* START PROVIDED MATERIAL *
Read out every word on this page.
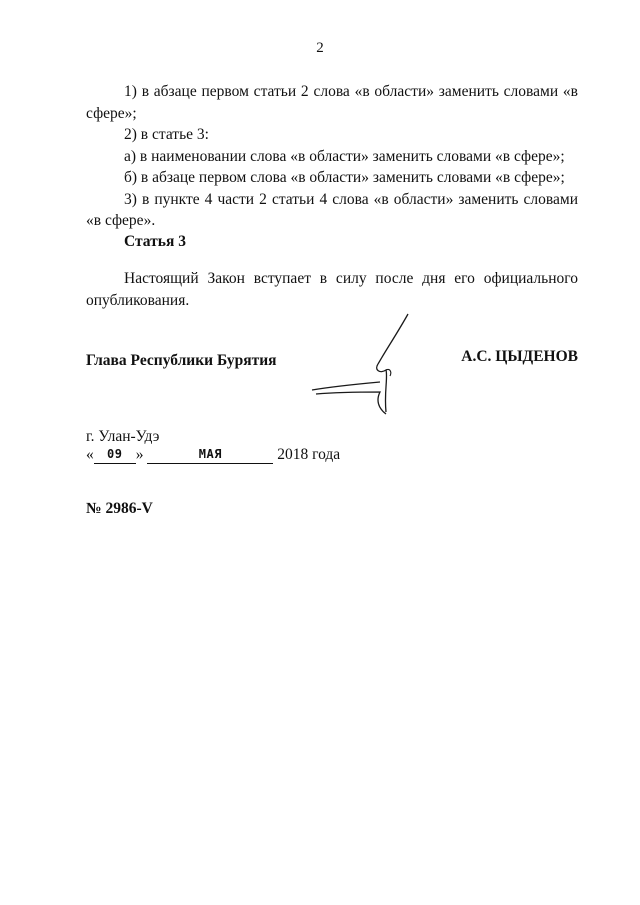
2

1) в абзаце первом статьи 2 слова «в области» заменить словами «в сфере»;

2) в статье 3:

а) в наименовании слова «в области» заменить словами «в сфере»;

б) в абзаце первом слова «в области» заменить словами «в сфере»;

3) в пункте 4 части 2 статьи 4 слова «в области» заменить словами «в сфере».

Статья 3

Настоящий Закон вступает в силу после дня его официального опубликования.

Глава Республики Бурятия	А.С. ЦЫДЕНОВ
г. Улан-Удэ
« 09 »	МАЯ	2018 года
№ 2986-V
* END PROVIDED MATERIAL *
* START PROVIDED MATERIAL *
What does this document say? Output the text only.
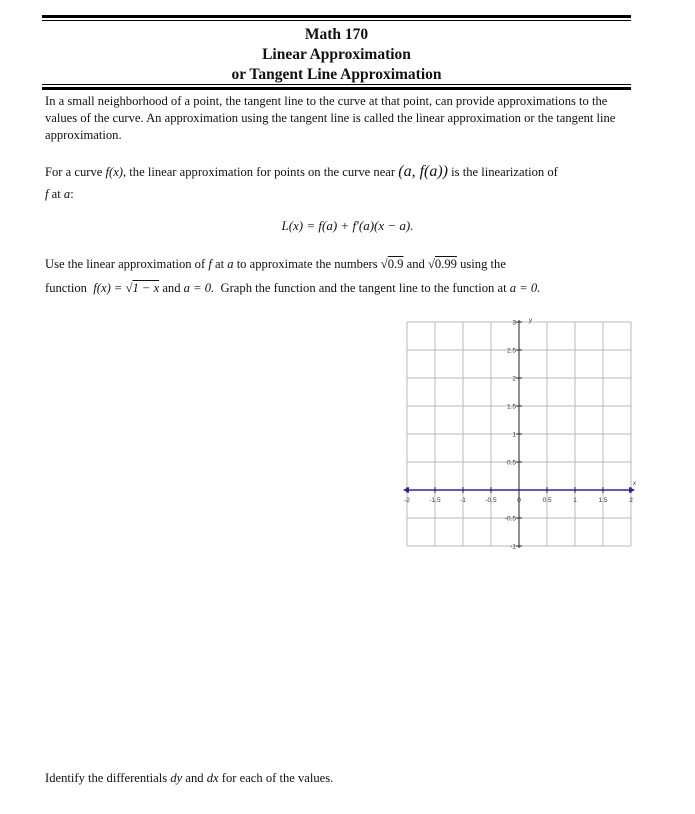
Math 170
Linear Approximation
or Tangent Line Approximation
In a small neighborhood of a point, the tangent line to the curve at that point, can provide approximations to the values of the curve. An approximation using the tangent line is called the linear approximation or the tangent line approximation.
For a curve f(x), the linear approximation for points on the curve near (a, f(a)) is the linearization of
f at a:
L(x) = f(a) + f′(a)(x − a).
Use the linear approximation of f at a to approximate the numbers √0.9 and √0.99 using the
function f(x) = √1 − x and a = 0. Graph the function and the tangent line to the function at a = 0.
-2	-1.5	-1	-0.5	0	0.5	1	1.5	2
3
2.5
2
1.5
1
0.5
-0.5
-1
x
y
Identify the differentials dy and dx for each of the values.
* END PROVIDED MATERIAL *
*SET PROBLEM*: Find the lines above holding the word "статьи" and show them.

*THE OUTPUT*:
1) в абзаце первом статьи 2 слова «в области» заменить словами «в сфере»;
3) в пункте 4 части 2 статьи 4 слова «в области» заменить словами «в сфере».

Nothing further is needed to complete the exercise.